──────── Data for this exercise

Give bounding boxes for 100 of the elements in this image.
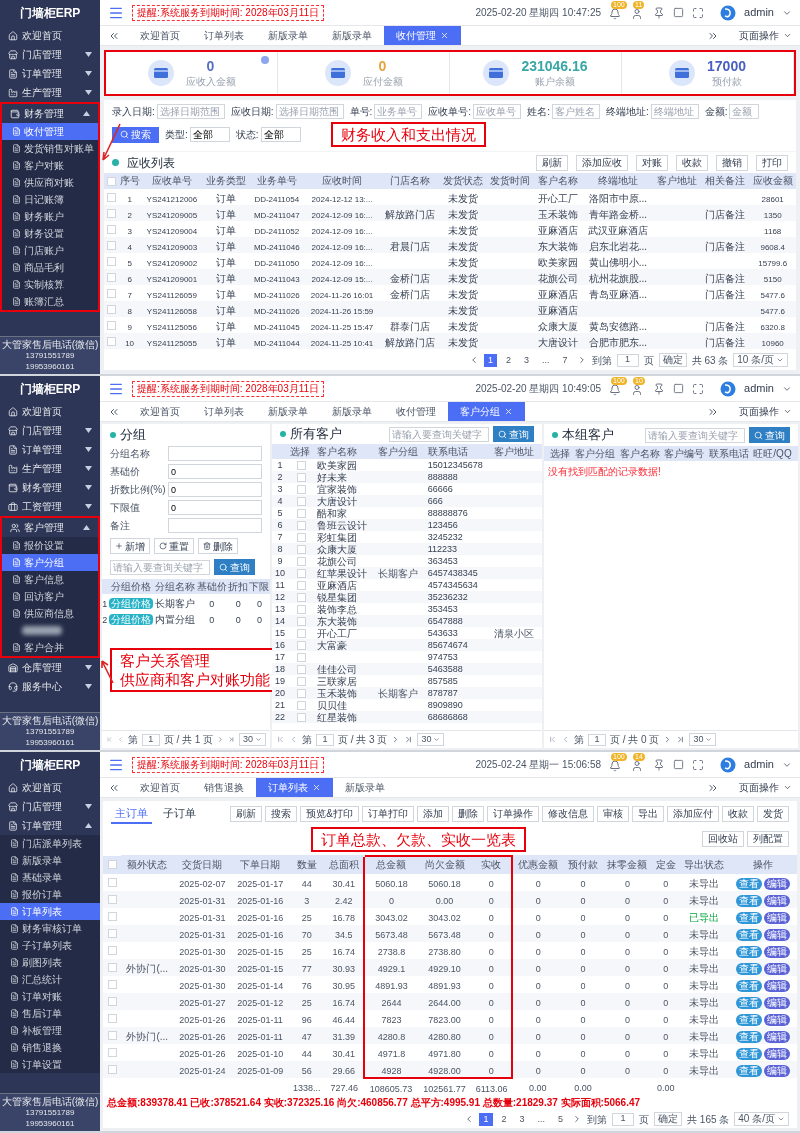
checkbox[interactable] [107, 860, 117, 869]
page-number-field[interactable]: 1 [612, 1112, 635, 1126]
checkbox[interactable] [107, 911, 117, 921]
tab[interactable]: 收付管理 [384, 402, 448, 421]
checkbox[interactable] [297, 484, 307, 494]
sidebar-subitem[interactable]: 订单对账 [0, 988, 100, 1005]
sidebar-subitem[interactable]: 供应商对账 [2, 174, 98, 191]
page-size-select[interactable]: 30 [689, 733, 717, 746]
search-button[interactable]: 查询 [493, 426, 534, 442]
sidebar-subitem[interactable]: 销售退换 [0, 1039, 100, 1056]
sidebar-subitem[interactable]: 汇总统计 [0, 971, 100, 988]
sidebar-item[interactable]: 门店管理 [0, 45, 100, 64]
tab[interactable]: 欢迎首页 [128, 402, 192, 421]
square-icon[interactable] [673, 7, 685, 18]
toolbar-button[interactable]: 预览&打印 [300, 806, 359, 823]
toolbar-button[interactable]: 刷新 [230, 806, 263, 823]
checkbox[interactable] [107, 1064, 117, 1074]
form-button[interactable]: 重置 [154, 538, 194, 554]
checkbox[interactable] [107, 928, 117, 938]
page-button[interactable]: ... [533, 1112, 550, 1126]
tab[interactable]: 欢迎首页 [128, 778, 192, 797]
page-actions-menu[interactable]: 页面操作 [731, 26, 800, 45]
toolbar-button[interactable]: 回收站 [702, 831, 744, 847]
page-button[interactable]: 5 [554, 1112, 568, 1126]
checkbox[interactable] [107, 996, 117, 1006]
last-page-icon[interactable] [228, 735, 235, 744]
action-pill[interactable]: 编辑 [764, 1048, 791, 1060]
first-page-icon[interactable] [106, 735, 113, 744]
filter-field[interactable]: 终端地址 [650, 104, 699, 119]
pin-icon[interactable] [653, 6, 666, 19]
checkbox[interactable] [297, 532, 307, 542]
checkbox[interactable] [107, 1030, 117, 1040]
form-field[interactable] [168, 518, 262, 533]
sidebar-item[interactable]: 服务中心 [0, 677, 100, 696]
toolbar-button[interactable]: 添加应收 [576, 154, 628, 171]
sidebar-subitem[interactable]: 客户对账 [2, 157, 98, 174]
filter-field[interactable]: 应收单号 [473, 104, 522, 119]
sidebar-subitem[interactable]: 回访客户 [2, 588, 98, 605]
sidebar-subitem[interactable]: 实制核算 [2, 276, 98, 293]
page-button[interactable]: 1 [484, 353, 498, 367]
checkbox[interactable] [297, 652, 307, 662]
tab[interactable]: 新版录单 [320, 402, 384, 421]
page-actions-menu[interactable]: 页面操作 [731, 402, 800, 421]
toolbar-button[interactable]: 添加 [417, 806, 449, 823]
first-page-icon[interactable] [276, 735, 285, 744]
search-button[interactable]: 搜索 [112, 126, 159, 143]
sidebar-subitem[interactable]: 订单设置 [0, 1056, 100, 1073]
search-button[interactable]: 查询 [214, 559, 255, 575]
sidebar-subitem[interactable]: 售后订单 [0, 1005, 100, 1022]
sidebar-item[interactable]: 订单管理 [0, 816, 100, 835]
sidebar-subitem[interactable]: 供应商信息 [2, 605, 98, 622]
page-size-select[interactable]: 10 条/页 [733, 353, 788, 367]
sidebar-subitem[interactable]: 刷图列表 [0, 954, 100, 971]
action-pill[interactable]: 编辑 [764, 895, 791, 907]
sidebar-subitem[interactable]: 收付管理 [2, 123, 98, 140]
checkbox[interactable] [297, 676, 307, 686]
tab[interactable]: 新版录单 [333, 778, 397, 797]
bell-icon[interactable] [609, 7, 622, 20]
page-size-select[interactable]: 30 [238, 733, 266, 746]
checkbox[interactable] [297, 508, 307, 518]
sidebar-item[interactable]: 客户管理 [2, 518, 98, 537]
checkbox[interactable] [297, 640, 307, 650]
action-pill[interactable]: 编辑 [764, 878, 791, 890]
sidebar-item[interactable]: 生产管理 [0, 83, 100, 102]
toolbar-button[interactable]: 撤销 [716, 154, 748, 171]
checkbox[interactable] [297, 544, 307, 554]
page-button[interactable]: 2 [497, 1112, 511, 1126]
tab[interactable]: 新版录单 [320, 26, 384, 45]
sidebar-subitem[interactable]: 客户分组 [2, 554, 98, 571]
page-button[interactable]: 3 [520, 353, 534, 367]
filter-field[interactable]: 金额 [729, 104, 760, 119]
checkbox[interactable] [297, 460, 307, 470]
page-button[interactable]: 3 [515, 1112, 529, 1126]
sidebar-item[interactable]: 欢迎首页 [0, 402, 100, 421]
checkbox[interactable] [106, 336, 116, 346]
sidebar-subitem[interactable]: 财务账户 [2, 208, 98, 225]
form-field[interactable]: 0 [168, 482, 262, 497]
checkbox[interactable] [107, 877, 117, 887]
sidebar-item[interactable]: 财务管理 [2, 104, 98, 123]
sidebar-subitem[interactable]: 财务审核订单 [0, 920, 100, 937]
toolbar-button[interactable]: 收款 [676, 154, 708, 171]
checkbox[interactable] [106, 224, 116, 234]
confirm-button[interactable]: 确定 [658, 353, 687, 367]
page-button[interactable]: 7 [558, 353, 572, 367]
sidebar-item[interactable]: 工资管理 [0, 497, 100, 516]
page-actions-menu[interactable]: 页面操作 [731, 778, 800, 797]
search-field[interactable]: 请输入要查询关键字 [110, 559, 210, 575]
filter-field[interactable]: 选择日期范围 [156, 104, 225, 119]
checkbox[interactable] [107, 962, 117, 972]
sidebar-subitem[interactable]: 报价设置 [2, 537, 98, 554]
checkbox[interactable] [297, 592, 307, 602]
page-number-field[interactable]: 1 [316, 733, 334, 746]
checkbox[interactable] [107, 979, 117, 989]
bell-icon[interactable] [609, 759, 622, 772]
close-icon[interactable] [504, 407, 513, 416]
tab[interactable]: 订单列表 [192, 26, 256, 45]
sidebar-item[interactable]: 订单管理 [0, 440, 100, 459]
sidebar-item[interactable]: 订单管理 [0, 64, 100, 83]
toolbar-button[interactable]: 订单操作 [487, 806, 539, 823]
page-number-field[interactable]: 1 [588, 733, 606, 746]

────────────────

§ **Exercise goal**
Copy out every line of the entries above verbatim, leaving out the pictures.

§ **Exercise output**
Give bounding boxes for 100 of the elements in this image.
checkbox[interactable] [107, 860, 117, 869]
page-number-field[interactable]: 1 [612, 1112, 635, 1126]
checkbox[interactable] [107, 911, 117, 921]
tab[interactable]: 收付管理 [384, 402, 448, 421]
checkbox[interactable] [297, 484, 307, 494]
sidebar-subitem[interactable]: 订单对账 [0, 988, 100, 1005]
sidebar-subitem[interactable]: 供应商对账 [2, 174, 98, 191]
page-size-select[interactable]: 30 [689, 733, 717, 746]
search-button[interactable]: 查询 [493, 426, 534, 442]
sidebar-subitem[interactable]: 销售退换 [0, 1039, 100, 1056]
sidebar-subitem[interactable]: 汇总统计 [0, 971, 100, 988]
sidebar-item[interactable]: 门店管理 [0, 45, 100, 64]
tab[interactable]: 欢迎首页 [128, 402, 192, 421]
square-icon[interactable] [673, 7, 685, 18]
toolbar-button[interactable]: 预览&打印 [300, 806, 359, 823]
toolbar-button[interactable]: 刷新 [230, 806, 263, 823]
checkbox[interactable] [107, 1064, 117, 1074]
form-button[interactable]: 重置 [154, 538, 194, 554]
checkbox[interactable] [107, 928, 117, 938]
page-button[interactable]: ... [533, 1112, 550, 1126]
tab[interactable]: 欢迎首页 [128, 778, 192, 797]
page-actions-menu[interactable]: 页面操作 [731, 26, 800, 45]
toolbar-button[interactable]: 回收站 [702, 831, 744, 847]
page-button[interactable]: 5 [554, 1112, 568, 1126]
checkbox[interactable] [107, 996, 117, 1006]
last-page-icon[interactable] [228, 735, 235, 744]
action-pill[interactable]: 编辑 [764, 1048, 791, 1060]
first-page-icon[interactable] [106, 735, 113, 744]
filter-field[interactable]: 终端地址 [650, 104, 699, 119]
pin-icon[interactable] [653, 6, 666, 19]
checkbox[interactable] [297, 532, 307, 542]
checkbox[interactable] [107, 1030, 117, 1040]
form-field[interactable] [168, 518, 262, 533]
sidebar-item[interactable]: 服务中心 [0, 677, 100, 696]
toolbar-button[interactable]: 添加应收 [576, 154, 628, 171]
sidebar-subitem[interactable]: 客户对账 [2, 157, 98, 174]
filter-field[interactable]: 应收单号 [473, 104, 522, 119]
sidebar-subitem[interactable]: 回访客户 [2, 588, 98, 605]
sidebar-subitem[interactable]: 实制核算 [2, 276, 98, 293]
page-button[interactable]: 1 [484, 353, 498, 367]
checkbox[interactable] [297, 652, 307, 662]
tab[interactable]: 新版录单 [320, 402, 384, 421]
page-actions-menu[interactable]: 页面操作 [731, 402, 800, 421]
toolbar-button[interactable]: 添加 [417, 806, 449, 823]
first-page-icon[interactable] [276, 735, 285, 744]
search-button[interactable]: 搜索 [112, 126, 159, 143]
sidebar-subitem[interactable]: 订单设置 [0, 1056, 100, 1073]
search-button[interactable]: 查询 [214, 559, 255, 575]
sidebar-subitem[interactable]: 售后订单 [0, 1005, 100, 1022]
sidebar-item[interactable]: 订单管理 [0, 816, 100, 835]
sidebar-subitem[interactable]: 供应商信息 [2, 605, 98, 622]
page-size-select[interactable]: 10 条/页 [733, 353, 788, 367]
sidebar-subitem[interactable]: 刷图列表 [0, 954, 100, 971]
action-pill[interactable]: 编辑 [764, 895, 791, 907]
sidebar-subitem[interactable]: 收付管理 [2, 123, 98, 140]
checkbox[interactable] [297, 676, 307, 686]
tab[interactable]: 新版录单 [333, 778, 397, 797]
bell-icon[interactable] [609, 7, 622, 20]
page-size-select[interactable]: 30 [238, 733, 266, 746]
checkbox[interactable] [297, 508, 307, 518]
sidebar-item[interactable]: 客户管理 [2, 518, 98, 537]
checkbox[interactable] [297, 640, 307, 650]
action-pill[interactable]: 编辑 [764, 878, 791, 890]
sidebar-item[interactable]: 生产管理 [0, 83, 100, 102]
toolbar-button[interactable]: 撤销 [716, 154, 748, 171]
checkbox[interactable] [297, 544, 307, 554]
page-button[interactable]: 2 [497, 1112, 511, 1126]
tab[interactable]: 新版录单 [320, 26, 384, 45]
sidebar-subitem[interactable]: 客户分组 [2, 554, 98, 571]
page-button[interactable]: 3 [520, 353, 534, 367]
filter-field[interactable]: 金额 [729, 104, 760, 119]
checkbox[interactable] [297, 460, 307, 470]
page-button[interactable]: 3 [515, 1112, 529, 1126]
sidebar-item[interactable]: 欢迎首页 [0, 402, 100, 421]
checkbox[interactable] [106, 336, 116, 346]
sidebar-subitem[interactable]: 财务账户 [2, 208, 98, 225]
form-field[interactable]: 0 [168, 482, 262, 497]
checkbox[interactable] [107, 877, 117, 887]
sidebar-item[interactable]: 财务管理 [2, 104, 98, 123]
sidebar-subitem[interactable]: 财务审核订单 [0, 920, 100, 937]
toolbar-button[interactable]: 收款 [676, 154, 708, 171]
checkbox[interactable] [106, 224, 116, 234]
confirm-button[interactable]: 确定 [658, 353, 687, 367]
page-button[interactable]: 7 [558, 353, 572, 367]
sidebar-item[interactable]: 工资管理 [0, 497, 100, 516]
page-actions-menu[interactable]: 页面操作 [731, 778, 800, 797]
search-field[interactable]: 请输入要查询关键字 [110, 559, 210, 575]
filter-field[interactable]: 选择日期范围 [156, 104, 225, 119]
checkbox[interactable] [107, 962, 117, 972]
sidebar-subitem[interactable]: 报价设置 [2, 537, 98, 554]
checkbox[interactable] [297, 592, 307, 602]
page-number-field[interactable]: 1 [316, 733, 334, 746]
checkbox[interactable] [107, 979, 117, 989]
bell-icon[interactable] [609, 759, 622, 772]
close-icon[interactable] [504, 407, 513, 416]
tab[interactable]: 订单列表 [192, 26, 256, 45]
sidebar-item[interactable]: 订单管理 [0, 440, 100, 459]
sidebar-item[interactable]: 订单管理 [0, 64, 100, 83]
toolbar-button[interactable]: 订单操作 [487, 806, 539, 823]
page-number-field[interactable]: 1 [588, 733, 606, 746]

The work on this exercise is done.